**WHAT YOU ARE ASKED TO DO:**
Quote the data below in full, minus the images.
--- START OF SUPPLIED INFORMATION ---
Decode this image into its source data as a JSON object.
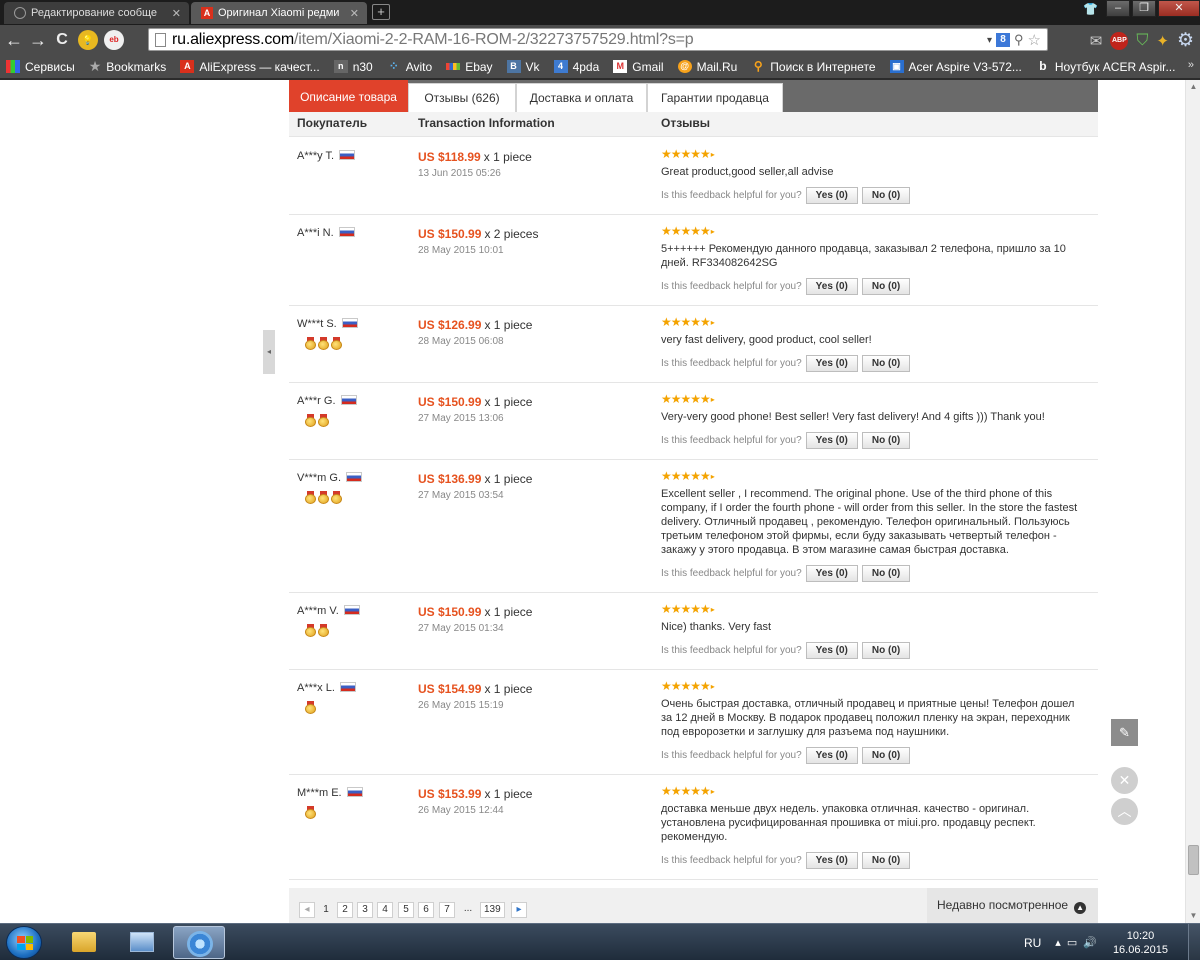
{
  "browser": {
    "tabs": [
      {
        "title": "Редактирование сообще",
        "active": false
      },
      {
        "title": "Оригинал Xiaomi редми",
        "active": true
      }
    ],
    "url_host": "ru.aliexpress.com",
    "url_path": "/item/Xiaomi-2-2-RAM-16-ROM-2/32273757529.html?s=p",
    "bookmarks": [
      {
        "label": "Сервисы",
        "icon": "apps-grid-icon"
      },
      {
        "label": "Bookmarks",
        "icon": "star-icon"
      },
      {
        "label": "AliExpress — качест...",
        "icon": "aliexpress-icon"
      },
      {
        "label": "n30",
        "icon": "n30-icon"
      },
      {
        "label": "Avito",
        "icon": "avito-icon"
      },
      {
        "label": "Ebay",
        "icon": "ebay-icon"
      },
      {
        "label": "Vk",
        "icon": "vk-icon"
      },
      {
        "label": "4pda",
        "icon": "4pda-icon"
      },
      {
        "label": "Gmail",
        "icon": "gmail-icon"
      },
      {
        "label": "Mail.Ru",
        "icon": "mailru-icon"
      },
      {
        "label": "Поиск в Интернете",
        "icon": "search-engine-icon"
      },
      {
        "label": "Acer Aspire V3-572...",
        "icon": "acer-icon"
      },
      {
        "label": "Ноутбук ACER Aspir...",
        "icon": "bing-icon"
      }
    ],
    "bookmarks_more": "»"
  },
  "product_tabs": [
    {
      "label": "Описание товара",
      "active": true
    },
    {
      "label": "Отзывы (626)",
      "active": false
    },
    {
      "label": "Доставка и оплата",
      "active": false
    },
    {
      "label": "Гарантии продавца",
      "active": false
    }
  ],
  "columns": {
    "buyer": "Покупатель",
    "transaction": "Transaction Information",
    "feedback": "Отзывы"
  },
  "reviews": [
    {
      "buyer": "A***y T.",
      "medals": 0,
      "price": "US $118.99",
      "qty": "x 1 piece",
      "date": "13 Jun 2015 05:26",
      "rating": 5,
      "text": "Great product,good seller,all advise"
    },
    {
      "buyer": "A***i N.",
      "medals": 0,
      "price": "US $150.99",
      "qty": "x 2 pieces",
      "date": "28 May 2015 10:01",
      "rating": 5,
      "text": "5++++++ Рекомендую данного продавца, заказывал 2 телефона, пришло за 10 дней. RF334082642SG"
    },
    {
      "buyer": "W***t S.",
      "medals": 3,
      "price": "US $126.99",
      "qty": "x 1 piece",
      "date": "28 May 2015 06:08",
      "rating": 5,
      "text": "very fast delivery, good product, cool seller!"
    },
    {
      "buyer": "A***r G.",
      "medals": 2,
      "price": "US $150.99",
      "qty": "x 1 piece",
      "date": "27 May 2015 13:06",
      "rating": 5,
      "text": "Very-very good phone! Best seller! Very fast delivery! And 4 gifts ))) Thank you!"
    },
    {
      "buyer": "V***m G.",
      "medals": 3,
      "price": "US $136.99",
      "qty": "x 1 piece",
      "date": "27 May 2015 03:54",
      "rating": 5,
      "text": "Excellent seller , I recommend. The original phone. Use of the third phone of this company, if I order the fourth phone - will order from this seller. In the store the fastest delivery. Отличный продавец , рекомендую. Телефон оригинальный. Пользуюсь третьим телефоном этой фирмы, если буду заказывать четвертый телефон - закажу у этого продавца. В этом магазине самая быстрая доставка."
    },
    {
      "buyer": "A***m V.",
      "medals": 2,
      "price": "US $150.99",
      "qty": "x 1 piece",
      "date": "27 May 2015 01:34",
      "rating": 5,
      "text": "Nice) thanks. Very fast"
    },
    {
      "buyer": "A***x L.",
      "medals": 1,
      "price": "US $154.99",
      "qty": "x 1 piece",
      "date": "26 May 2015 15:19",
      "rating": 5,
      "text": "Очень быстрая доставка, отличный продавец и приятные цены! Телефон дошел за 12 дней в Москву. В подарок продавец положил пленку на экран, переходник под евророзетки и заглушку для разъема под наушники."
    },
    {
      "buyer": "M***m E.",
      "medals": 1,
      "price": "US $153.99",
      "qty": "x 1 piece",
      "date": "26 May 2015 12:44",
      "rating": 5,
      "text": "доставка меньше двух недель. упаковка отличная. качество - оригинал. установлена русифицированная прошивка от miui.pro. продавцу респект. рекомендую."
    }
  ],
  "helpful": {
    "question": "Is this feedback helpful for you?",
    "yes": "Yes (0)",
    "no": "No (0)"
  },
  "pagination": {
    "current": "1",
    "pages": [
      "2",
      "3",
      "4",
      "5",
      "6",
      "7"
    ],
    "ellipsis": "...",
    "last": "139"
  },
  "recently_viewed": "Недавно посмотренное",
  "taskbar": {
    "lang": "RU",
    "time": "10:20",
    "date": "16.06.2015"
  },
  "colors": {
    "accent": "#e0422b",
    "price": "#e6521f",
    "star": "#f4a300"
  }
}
--- END OF SUPPLIED INFORMATION ---
**CORRECT ANSWER:**
Decode this image into its source data as a JSON object.
{
  "browser": {
    "tabs": [
      {
        "title": "Редактирование сообще",
        "active": false
      },
      {
        "title": "Оригинал Xiaomi редми",
        "active": true
      }
    ],
    "url_host": "ru.aliexpress.com",
    "url_path": "/item/Xiaomi-2-2-RAM-16-ROM-2/32273757529.html?s=p",
    "bookmarks": [
      {
        "label": "Сервисы",
        "icon": "apps-grid-icon"
      },
      {
        "label": "Bookmarks",
        "icon": "star-icon"
      },
      {
        "label": "AliExpress — качест...",
        "icon": "aliexpress-icon"
      },
      {
        "label": "n30",
        "icon": "n30-icon"
      },
      {
        "label": "Avito",
        "icon": "avito-icon"
      },
      {
        "label": "Ebay",
        "icon": "ebay-icon"
      },
      {
        "label": "Vk",
        "icon": "vk-icon"
      },
      {
        "label": "4pda",
        "icon": "4pda-icon"
      },
      {
        "label": "Gmail",
        "icon": "gmail-icon"
      },
      {
        "label": "Mail.Ru",
        "icon": "mailru-icon"
      },
      {
        "label": "Поиск в Интернете",
        "icon": "search-engine-icon"
      },
      {
        "label": "Acer Aspire V3-572...",
        "icon": "acer-icon"
      },
      {
        "label": "Ноутбук ACER Aspir...",
        "icon": "bing-icon"
      }
    ],
    "bookmarks_more": "»"
  },
  "product_tabs": [
    {
      "label": "Описание товара",
      "active": true
    },
    {
      "label": "Отзывы (626)",
      "active": false
    },
    {
      "label": "Доставка и оплата",
      "active": false
    },
    {
      "label": "Гарантии продавца",
      "active": false
    }
  ],
  "columns": {
    "buyer": "Покупатель",
    "transaction": "Transaction Information",
    "feedback": "Отзывы"
  },
  "reviews": [
    {
      "buyer": "A***y T.",
      "medals": 0,
      "price": "US $118.99",
      "qty": "x 1 piece",
      "date": "13 Jun 2015 05:26",
      "rating": 5,
      "text": "Great product,good seller,all advise"
    },
    {
      "buyer": "A***i N.",
      "medals": 0,
      "price": "US $150.99",
      "qty": "x 2 pieces",
      "date": "28 May 2015 10:01",
      "rating": 5,
      "text": "5++++++ Рекомендую данного продавца, заказывал 2 телефона, пришло за 10 дней. RF334082642SG"
    },
    {
      "buyer": "W***t S.",
      "medals": 3,
      "price": "US $126.99",
      "qty": "x 1 piece",
      "date": "28 May 2015 06:08",
      "rating": 5,
      "text": "very fast delivery, good product, cool seller!"
    },
    {
      "buyer": "A***r G.",
      "medals": 2,
      "price": "US $150.99",
      "qty": "x 1 piece",
      "date": "27 May 2015 13:06",
      "rating": 5,
      "text": "Very-very good phone! Best seller! Very fast delivery! And 4 gifts ))) Thank you!"
    },
    {
      "buyer": "V***m G.",
      "medals": 3,
      "price": "US $136.99",
      "qty": "x 1 piece",
      "date": "27 May 2015 03:54",
      "rating": 5,
      "text": "Excellent seller , I recommend. The original phone. Use of the third phone of this company, if I order the fourth phone - will order from this seller. In the store the fastest delivery. Отличный продавец , рекомендую. Телефон оригинальный. Пользуюсь третьим телефоном этой фирмы, если буду заказывать четвертый телефон - закажу у этого продавца. В этом магазине самая быстрая доставка."
    },
    {
      "buyer": "A***m V.",
      "medals": 2,
      "price": "US $150.99",
      "qty": "x 1 piece",
      "date": "27 May 2015 01:34",
      "rating": 5,
      "text": "Nice) thanks. Very fast"
    },
    {
      "buyer": "A***x L.",
      "medals": 1,
      "price": "US $154.99",
      "qty": "x 1 piece",
      "date": "26 May 2015 15:19",
      "rating": 5,
      "text": "Очень быстрая доставка, отличный продавец и приятные цены! Телефон дошел за 12 дней в Москву. В подарок продавец положил пленку на экран, переходник под евророзетки и заглушку для разъема под наушники."
    },
    {
      "buyer": "M***m E.",
      "medals": 1,
      "price": "US $153.99",
      "qty": "x 1 piece",
      "date": "26 May 2015 12:44",
      "rating": 5,
      "text": "доставка меньше двух недель. упаковка отличная. качество - оригинал. установлена русифицированная прошивка от miui.pro. продавцу респект. рекомендую."
    }
  ],
  "helpful": {
    "question": "Is this feedback helpful for you?",
    "yes": "Yes (0)",
    "no": "No (0)"
  },
  "pagination": {
    "current": "1",
    "pages": [
      "2",
      "3",
      "4",
      "5",
      "6",
      "7"
    ],
    "ellipsis": "...",
    "last": "139"
  },
  "recently_viewed": "Недавно посмотренное",
  "taskbar": {
    "lang": "RU",
    "time": "10:20",
    "date": "16.06.2015"
  },
  "colors": {
    "accent": "#e0422b",
    "price": "#e6521f",
    "star": "#f4a300"
  }
}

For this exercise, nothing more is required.